▶ **Given problem**
Reproduce every line of the material below word for word, leaving out the pictures.

=======

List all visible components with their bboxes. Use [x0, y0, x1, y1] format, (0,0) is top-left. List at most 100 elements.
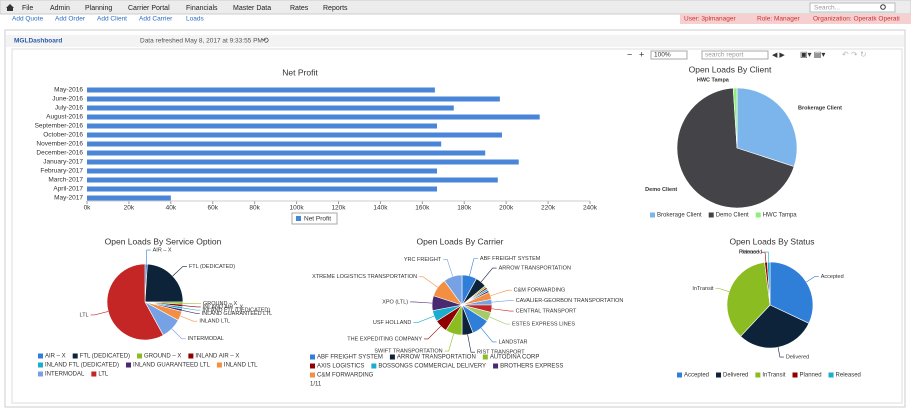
legend-label: Delivered: [723, 373, 748, 379]
legend-label: Net Profit: [304, 216, 331, 223]
role: Role: Manager: [757, 16, 800, 23]
quick-link[interactable]: Loads: [186, 16, 204, 23]
data-label: Demo Client: [645, 187, 677, 193]
legend-swatch: [793, 373, 798, 378]
data-label: ESTES EXPRESS LINES: [512, 322, 575, 328]
legend-swatch: [677, 373, 682, 378]
legend-swatch: [188, 354, 193, 359]
x-tick-label: 120k: [331, 205, 346, 212]
x-tick-label: 100k: [290, 205, 305, 212]
x-tick-label: 40k: [166, 205, 177, 212]
legend-label: BOSSONGS COMMERCIAL DELIVERY: [378, 364, 486, 370]
bar: [87, 151, 485, 156]
organization: Organization: Operatk Operati: [813, 16, 900, 23]
y-tick-label: December-2016: [36, 150, 83, 157]
data-label: Brokerage Client: [798, 105, 842, 111]
legend-swatch: [126, 363, 131, 368]
undo-redo[interactable]: ↶ ↷ ↻: [842, 50, 867, 59]
data-label: INTERMODAL: [188, 336, 224, 342]
x-tick-label: 200k: [499, 205, 514, 212]
legend-swatch: [91, 372, 96, 377]
x-tick-label: 140k: [373, 205, 388, 212]
bar: [87, 88, 435, 93]
legend-swatch: [755, 373, 760, 378]
data-label: ABF FREIGHT SYSTEM: [480, 256, 541, 262]
zoom-value[interactable]: 100%: [654, 52, 671, 59]
legend-label: AUTODINA CORP: [490, 355, 540, 361]
legend-swatch: [716, 373, 721, 378]
y-tick-label: July-2016: [55, 105, 84, 112]
data-label: YRC FREIGHT: [404, 257, 442, 263]
quick-link[interactable]: Add Client: [97, 16, 127, 23]
data-label: C&M FORWARDING: [514, 288, 566, 294]
legend-swatch: [483, 355, 488, 360]
y-tick-label: May-2017: [54, 195, 83, 202]
quick-link[interactable]: Add Quote: [12, 16, 43, 23]
legend-swatch: [217, 363, 222, 368]
legend-swatch: [756, 213, 761, 218]
data-label: FTL (DEDICATED): [189, 264, 235, 270]
menu-item[interactable]: Planning: [85, 5, 112, 12]
legend-label: ARROW TRANSPORTATION: [397, 355, 476, 361]
legend-swatch: [38, 363, 43, 368]
legend-label: ABF FREIGHT SYSTEM: [317, 355, 383, 361]
legend-swatch: [73, 354, 78, 359]
data-label: Released: [739, 249, 762, 255]
zoom-in[interactable]: +: [639, 49, 644, 59]
menu-item[interactable]: Carrier Portal: [128, 5, 170, 12]
data-label: INLAND LTL: [199, 319, 230, 325]
legend-label: LTL: [98, 372, 109, 378]
y-tick-label: October-2016: [43, 132, 83, 139]
legend-swatch: [709, 213, 714, 218]
bar: [87, 142, 441, 147]
legend-label: INLAND LTL: [224, 363, 258, 369]
y-tick-label: May-2016: [54, 87, 83, 94]
legend-label: AXIS LOGISTICS: [317, 364, 364, 370]
data-label: ARROW TRANSPORTATION: [499, 265, 571, 271]
legend-swatch: [310, 373, 315, 378]
chart-title: Net Profit: [282, 67, 318, 77]
export-icons[interactable]: ▣▾ ▤▾: [800, 50, 825, 59]
data-label: LANDSTAR: [499, 339, 528, 345]
bar: [87, 187, 437, 192]
bar: [87, 106, 454, 111]
x-tick-label: 220k: [541, 205, 556, 212]
legend-swatch: [296, 216, 301, 221]
menu-item[interactable]: Financials: [186, 5, 218, 12]
menu-item[interactable]: Admin: [50, 5, 70, 12]
y-tick-label: November-2016: [36, 141, 83, 148]
data-label: CENTRAL TRANSPORT: [516, 308, 577, 314]
legend-pager[interactable]: 1/11: [310, 382, 322, 388]
legend-label: Brokerage Client: [657, 213, 702, 219]
menu-item[interactable]: File: [22, 5, 33, 12]
data-label: XPO (LTL): [382, 299, 408, 305]
y-tick-label: January-2017: [43, 159, 83, 166]
legend-swatch: [371, 364, 376, 369]
y-tick-label: April-2017: [53, 186, 83, 193]
menu-item[interactable]: Reports: [323, 5, 348, 12]
y-tick-label: March-2017: [48, 177, 83, 184]
legend-label: INLAND FTL (DEDICATED): [45, 363, 119, 369]
legend-swatch: [829, 373, 834, 378]
menu-item[interactable]: Master Data: [233, 5, 271, 12]
quick-link[interactable]: Add Carrier: [139, 16, 173, 23]
data-label: INLAND GUARANTEED LTL: [202, 311, 273, 317]
legend-label: FTL (DEDICATED): [80, 354, 130, 360]
menu-item[interactable]: Rates: [290, 5, 309, 12]
legend-swatch: [310, 364, 315, 369]
quick-link[interactable]: Add Order: [55, 16, 86, 23]
legend-label: INLAND GUARANTEED LTL: [133, 363, 211, 369]
report-search-placeholder[interactable]: search report: [705, 52, 743, 59]
data-label: Delivered: [786, 355, 809, 361]
x-tick-label: 240k: [583, 205, 598, 212]
search-placeholder[interactable]: Search...: [814, 5, 840, 12]
dashboard-name: MGLDashboard: [14, 38, 62, 45]
chart-title: Open Loads By Client: [689, 64, 772, 74]
legend-label: GROUND – X: [144, 354, 181, 360]
refresh-icon[interactable]: ⟲: [262, 36, 269, 45]
bar: [87, 160, 519, 165]
nav-arrows[interactable]: ◀ ▶: [772, 52, 785, 59]
zoom-out[interactable]: −: [627, 49, 632, 59]
legend-swatch: [650, 213, 655, 218]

=======

▶ **Exercise output**
List all visible components with their bboxes. Use [x0, y0, x1, y1] format, (0,0) is top-left. List at most 100 elements.
legend-label: Delivered: [723, 373, 748, 379]
legend-label: Net Profit: [304, 216, 331, 223]
role: Role: Manager: [757, 16, 800, 23]
quick-link[interactable]: Loads: [186, 16, 204, 23]
data-label: Demo Client: [645, 187, 677, 193]
legend-swatch: [793, 373, 798, 378]
data-label: ESTES EXPRESS LINES: [512, 322, 575, 328]
legend-swatch: [677, 373, 682, 378]
legend-swatch: [188, 354, 193, 359]
x-tick-label: 120k: [331, 205, 346, 212]
x-tick-label: 100k: [290, 205, 305, 212]
x-tick-label: 40k: [166, 205, 177, 212]
legend-label: BOSSONGS COMMERCIAL DELIVERY: [378, 364, 486, 370]
bar: [87, 151, 485, 156]
organization: Organization: Operatk Operati: [813, 16, 900, 23]
y-tick-label: December-2016: [36, 150, 83, 157]
data-label: Brokerage Client: [798, 105, 842, 111]
legend-swatch: [126, 363, 131, 368]
undo-redo[interactable]: ↶ ↷ ↻: [842, 50, 867, 59]
data-label: INTERMODAL: [188, 336, 224, 342]
x-tick-label: 200k: [499, 205, 514, 212]
legend-swatch: [91, 372, 96, 377]
x-tick-label: 140k: [373, 205, 388, 212]
bar: [87, 88, 435, 93]
legend-swatch: [755, 373, 760, 378]
data-label: ABF FREIGHT SYSTEM: [480, 256, 541, 262]
zoom-value[interactable]: 100%: [654, 52, 671, 59]
legend-label: AUTODINA CORP: [490, 355, 540, 361]
legend-swatch: [716, 373, 721, 378]
y-tick-label: July-2016: [55, 105, 84, 112]
data-label: YRC FREIGHT: [404, 257, 442, 263]
quick-link[interactable]: Add Client: [97, 16, 127, 23]
data-label: C&M FORWARDING: [514, 288, 566, 294]
legend-swatch: [483, 355, 488, 360]
y-tick-label: May-2017: [54, 195, 83, 202]
quick-link[interactable]: Add Quote: [12, 16, 43, 23]
legend-swatch: [217, 363, 222, 368]
legend-swatch: [756, 213, 761, 218]
data-label: FTL (DEDICATED): [189, 264, 235, 270]
menu-item[interactable]: Planning: [85, 5, 112, 12]
legend-label: ARROW TRANSPORTATION: [397, 355, 476, 361]
legend-swatch: [38, 363, 43, 368]
legend-label: ABF FREIGHT SYSTEM: [317, 355, 383, 361]
legend-swatch: [73, 354, 78, 359]
data-label: Released: [739, 249, 762, 255]
zoom-in[interactable]: +: [639, 49, 644, 59]
menu-item[interactable]: Carrier Portal: [128, 5, 170, 12]
data-label: INLAND LTL: [199, 319, 230, 325]
legend-label: LTL: [98, 372, 109, 378]
y-tick-label: October-2016: [43, 132, 83, 139]
legend-swatch: [709, 213, 714, 218]
bar: [87, 142, 441, 147]
legend-label: INLAND LTL: [224, 363, 258, 369]
y-tick-label: May-2016: [54, 87, 83, 94]
legend-label: AXIS LOGISTICS: [317, 364, 364, 370]
data-label: ARROW TRANSPORTATION: [499, 265, 571, 271]
legend-swatch: [310, 373, 315, 378]
chart-title: Net Profit: [282, 67, 318, 77]
export-icons[interactable]: ▣▾ ▤▾: [800, 50, 825, 59]
data-label: LANDSTAR: [499, 339, 528, 345]
bar: [87, 187, 437, 192]
bar: [87, 106, 454, 111]
x-tick-label: 220k: [541, 205, 556, 212]
legend-swatch: [296, 216, 301, 221]
menu-item[interactable]: Financials: [186, 5, 218, 12]
menu-item[interactable]: Admin: [50, 5, 70, 12]
y-tick-label: November-2016: [36, 141, 83, 148]
data-label: CENTRAL TRANSPORT: [516, 308, 577, 314]
legend-pager[interactable]: 1/11: [310, 382, 322, 388]
legend-label: Brokerage Client: [657, 213, 702, 219]
menu-item[interactable]: File: [22, 5, 33, 12]
data-label: XPO (LTL): [382, 299, 408, 305]
y-tick-label: January-2017: [43, 159, 83, 166]
legend-swatch: [371, 364, 376, 369]
y-tick-label: April-2017: [53, 186, 83, 193]
menu-item[interactable]: Reports: [323, 5, 348, 12]
y-tick-label: March-2017: [48, 177, 83, 184]
legend-label: INLAND FTL (DEDICATED): [45, 363, 119, 369]
legend-swatch: [829, 373, 834, 378]
menu-item[interactable]: Master Data: [233, 5, 271, 12]
quick-link[interactable]: Add Carrier: [139, 16, 173, 23]
data-label: INLAND GUARANTEED LTL: [202, 311, 273, 317]
legend-label: FTL (DEDICATED): [80, 354, 130, 360]
menu-item[interactable]: Rates: [290, 5, 309, 12]
legend-swatch: [310, 364, 315, 369]
quick-link[interactable]: Add Order: [55, 16, 86, 23]
legend-label: INLAND GUARANTEED LTL: [133, 363, 211, 369]
report-search-placeholder[interactable]: search report: [705, 52, 743, 59]
data-label: Delivered: [786, 355, 809, 361]
x-tick-label: 240k: [583, 205, 598, 212]
search-placeholder[interactable]: Search...: [814, 5, 840, 12]
dashboard-name: MGLDashboard: [14, 38, 62, 45]
chart-title: Open Loads By Client: [689, 64, 772, 74]
legend-label: GROUND – X: [144, 354, 181, 360]
refresh-icon[interactable]: ⟲: [262, 36, 269, 45]
bar: [87, 160, 519, 165]
nav-arrows[interactable]: ◀ ▶: [772, 52, 785, 59]
zoom-out[interactable]: −: [627, 49, 632, 59]
legend-swatch: [650, 213, 655, 218]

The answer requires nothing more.